Structured figure records:

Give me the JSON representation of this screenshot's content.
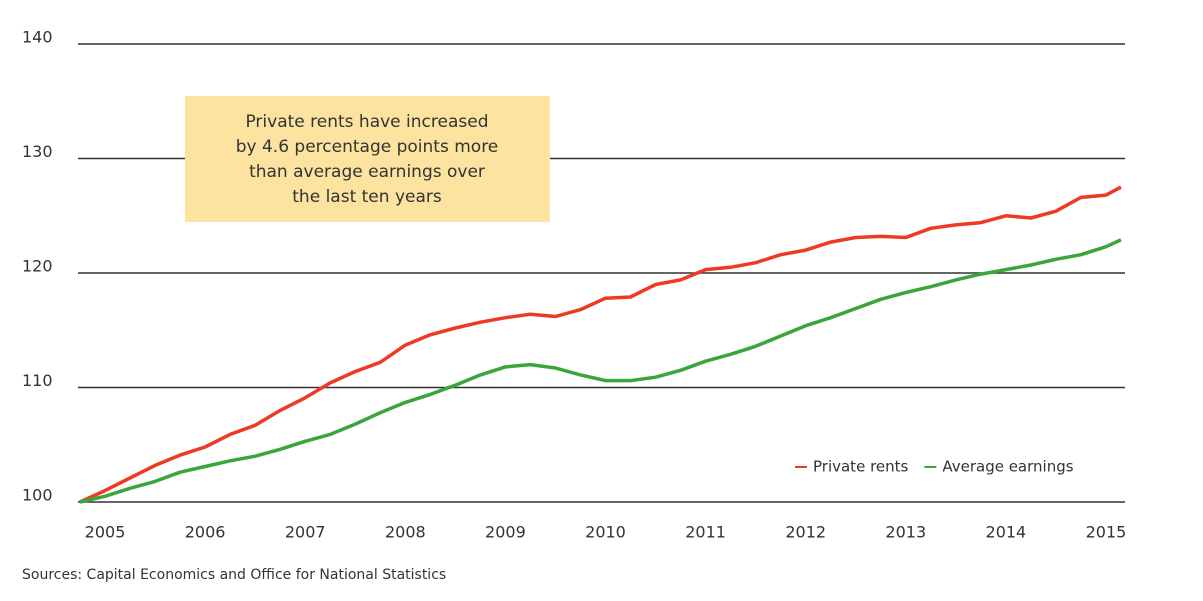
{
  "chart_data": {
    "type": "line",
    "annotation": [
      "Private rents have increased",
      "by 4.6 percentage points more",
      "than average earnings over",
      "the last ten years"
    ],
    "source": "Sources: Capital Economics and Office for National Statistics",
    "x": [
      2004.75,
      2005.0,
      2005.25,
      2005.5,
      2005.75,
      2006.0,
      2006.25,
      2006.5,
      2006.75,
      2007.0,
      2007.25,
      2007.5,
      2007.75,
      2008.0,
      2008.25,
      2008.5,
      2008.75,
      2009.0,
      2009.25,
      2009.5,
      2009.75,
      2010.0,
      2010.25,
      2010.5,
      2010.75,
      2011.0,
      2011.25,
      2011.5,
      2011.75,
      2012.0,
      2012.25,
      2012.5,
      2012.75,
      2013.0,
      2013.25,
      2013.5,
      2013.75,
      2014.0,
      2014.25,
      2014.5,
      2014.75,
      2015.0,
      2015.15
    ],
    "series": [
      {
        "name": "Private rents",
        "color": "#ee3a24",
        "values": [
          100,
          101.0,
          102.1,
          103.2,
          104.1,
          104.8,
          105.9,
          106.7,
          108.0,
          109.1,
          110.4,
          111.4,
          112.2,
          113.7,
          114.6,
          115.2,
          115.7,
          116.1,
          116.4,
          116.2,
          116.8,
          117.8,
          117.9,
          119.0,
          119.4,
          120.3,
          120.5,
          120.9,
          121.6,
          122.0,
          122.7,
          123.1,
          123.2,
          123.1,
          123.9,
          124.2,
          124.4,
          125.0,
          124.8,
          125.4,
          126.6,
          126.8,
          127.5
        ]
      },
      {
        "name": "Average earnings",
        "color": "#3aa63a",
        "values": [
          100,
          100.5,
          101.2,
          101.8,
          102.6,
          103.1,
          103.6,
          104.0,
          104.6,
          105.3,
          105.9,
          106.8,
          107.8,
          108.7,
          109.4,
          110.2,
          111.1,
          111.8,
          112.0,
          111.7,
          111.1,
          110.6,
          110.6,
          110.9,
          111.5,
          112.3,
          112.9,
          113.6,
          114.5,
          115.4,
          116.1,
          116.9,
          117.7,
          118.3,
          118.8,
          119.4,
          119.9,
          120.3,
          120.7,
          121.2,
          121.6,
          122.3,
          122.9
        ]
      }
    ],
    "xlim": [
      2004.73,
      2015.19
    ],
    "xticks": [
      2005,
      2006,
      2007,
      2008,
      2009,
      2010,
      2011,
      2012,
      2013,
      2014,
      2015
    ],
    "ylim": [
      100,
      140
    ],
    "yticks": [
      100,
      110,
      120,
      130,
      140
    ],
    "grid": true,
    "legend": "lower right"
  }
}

* * *

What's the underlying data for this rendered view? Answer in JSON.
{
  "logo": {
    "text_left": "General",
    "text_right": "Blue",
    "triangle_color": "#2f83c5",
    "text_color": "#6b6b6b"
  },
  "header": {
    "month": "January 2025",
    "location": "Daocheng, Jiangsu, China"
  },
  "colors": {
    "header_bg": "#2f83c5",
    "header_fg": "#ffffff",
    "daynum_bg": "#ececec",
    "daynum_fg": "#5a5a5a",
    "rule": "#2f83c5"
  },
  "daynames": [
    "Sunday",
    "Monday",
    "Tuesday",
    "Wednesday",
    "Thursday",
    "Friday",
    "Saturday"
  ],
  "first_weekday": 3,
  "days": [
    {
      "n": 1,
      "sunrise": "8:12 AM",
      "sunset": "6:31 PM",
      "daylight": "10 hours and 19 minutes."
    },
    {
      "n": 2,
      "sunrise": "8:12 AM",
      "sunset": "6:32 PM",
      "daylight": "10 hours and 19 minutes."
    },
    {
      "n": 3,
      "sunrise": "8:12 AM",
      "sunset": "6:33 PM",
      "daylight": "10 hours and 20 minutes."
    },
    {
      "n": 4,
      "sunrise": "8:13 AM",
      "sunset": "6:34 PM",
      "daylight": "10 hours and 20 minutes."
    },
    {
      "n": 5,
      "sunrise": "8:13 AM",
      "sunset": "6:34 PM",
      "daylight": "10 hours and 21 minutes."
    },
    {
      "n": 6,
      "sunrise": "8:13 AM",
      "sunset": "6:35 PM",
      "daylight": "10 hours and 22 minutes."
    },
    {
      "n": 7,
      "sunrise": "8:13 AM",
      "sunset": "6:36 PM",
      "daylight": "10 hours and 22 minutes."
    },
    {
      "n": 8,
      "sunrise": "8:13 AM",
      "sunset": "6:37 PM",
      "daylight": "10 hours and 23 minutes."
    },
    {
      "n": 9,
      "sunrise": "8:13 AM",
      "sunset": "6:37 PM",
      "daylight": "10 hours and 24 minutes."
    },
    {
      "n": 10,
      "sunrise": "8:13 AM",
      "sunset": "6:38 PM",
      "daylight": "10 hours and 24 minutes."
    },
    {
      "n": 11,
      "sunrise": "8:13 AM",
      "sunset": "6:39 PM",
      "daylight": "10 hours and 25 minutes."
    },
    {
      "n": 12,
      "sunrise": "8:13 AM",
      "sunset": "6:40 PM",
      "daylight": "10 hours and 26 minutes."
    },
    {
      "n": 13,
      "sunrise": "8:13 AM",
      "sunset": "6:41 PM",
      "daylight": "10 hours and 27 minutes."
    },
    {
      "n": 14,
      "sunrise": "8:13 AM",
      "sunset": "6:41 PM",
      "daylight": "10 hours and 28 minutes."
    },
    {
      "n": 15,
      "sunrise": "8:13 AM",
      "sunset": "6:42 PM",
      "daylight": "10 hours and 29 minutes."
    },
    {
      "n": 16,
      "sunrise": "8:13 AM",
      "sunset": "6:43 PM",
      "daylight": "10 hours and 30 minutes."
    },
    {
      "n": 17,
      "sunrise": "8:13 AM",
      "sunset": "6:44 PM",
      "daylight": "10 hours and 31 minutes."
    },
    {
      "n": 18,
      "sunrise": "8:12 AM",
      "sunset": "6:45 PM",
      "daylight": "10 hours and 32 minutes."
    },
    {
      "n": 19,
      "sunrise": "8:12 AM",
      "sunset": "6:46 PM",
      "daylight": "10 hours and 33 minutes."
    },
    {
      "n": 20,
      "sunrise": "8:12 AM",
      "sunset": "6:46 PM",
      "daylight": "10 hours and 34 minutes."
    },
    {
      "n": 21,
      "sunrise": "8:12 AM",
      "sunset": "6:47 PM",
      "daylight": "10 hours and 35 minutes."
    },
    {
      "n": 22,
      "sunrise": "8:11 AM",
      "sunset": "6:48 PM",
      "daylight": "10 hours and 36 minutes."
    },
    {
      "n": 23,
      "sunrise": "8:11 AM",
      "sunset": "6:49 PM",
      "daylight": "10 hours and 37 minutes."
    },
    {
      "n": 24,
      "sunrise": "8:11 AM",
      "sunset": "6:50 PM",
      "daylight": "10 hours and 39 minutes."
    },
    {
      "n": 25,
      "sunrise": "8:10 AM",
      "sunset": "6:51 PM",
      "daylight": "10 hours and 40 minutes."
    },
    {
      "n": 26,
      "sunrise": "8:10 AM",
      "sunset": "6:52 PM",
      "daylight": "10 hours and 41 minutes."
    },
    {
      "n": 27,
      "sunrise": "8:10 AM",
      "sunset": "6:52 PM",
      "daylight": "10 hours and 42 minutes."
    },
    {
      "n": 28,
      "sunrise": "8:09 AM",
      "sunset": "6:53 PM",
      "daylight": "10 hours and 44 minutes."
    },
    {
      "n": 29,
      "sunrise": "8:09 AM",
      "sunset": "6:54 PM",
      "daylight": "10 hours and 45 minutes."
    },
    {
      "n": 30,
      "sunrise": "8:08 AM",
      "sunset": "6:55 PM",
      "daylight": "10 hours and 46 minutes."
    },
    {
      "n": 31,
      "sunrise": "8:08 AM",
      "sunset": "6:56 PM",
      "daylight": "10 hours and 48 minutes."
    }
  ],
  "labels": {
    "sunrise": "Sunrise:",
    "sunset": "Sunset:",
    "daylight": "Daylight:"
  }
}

...

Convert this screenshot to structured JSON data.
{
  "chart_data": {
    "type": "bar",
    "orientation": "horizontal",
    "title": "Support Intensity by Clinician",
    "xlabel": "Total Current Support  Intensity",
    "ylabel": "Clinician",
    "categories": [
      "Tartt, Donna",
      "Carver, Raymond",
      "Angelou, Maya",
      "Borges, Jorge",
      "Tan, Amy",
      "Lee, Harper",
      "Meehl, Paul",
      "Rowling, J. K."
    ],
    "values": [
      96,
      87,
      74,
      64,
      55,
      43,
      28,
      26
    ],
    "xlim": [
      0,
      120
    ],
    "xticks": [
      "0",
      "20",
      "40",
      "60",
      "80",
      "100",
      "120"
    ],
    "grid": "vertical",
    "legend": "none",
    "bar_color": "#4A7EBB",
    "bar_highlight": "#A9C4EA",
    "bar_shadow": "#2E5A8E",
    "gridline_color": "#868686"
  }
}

[What to work on] Return every line holding the word "earnings" from the records.

[Written answer]
      "than average earnings over",
        "name": "Average earnings",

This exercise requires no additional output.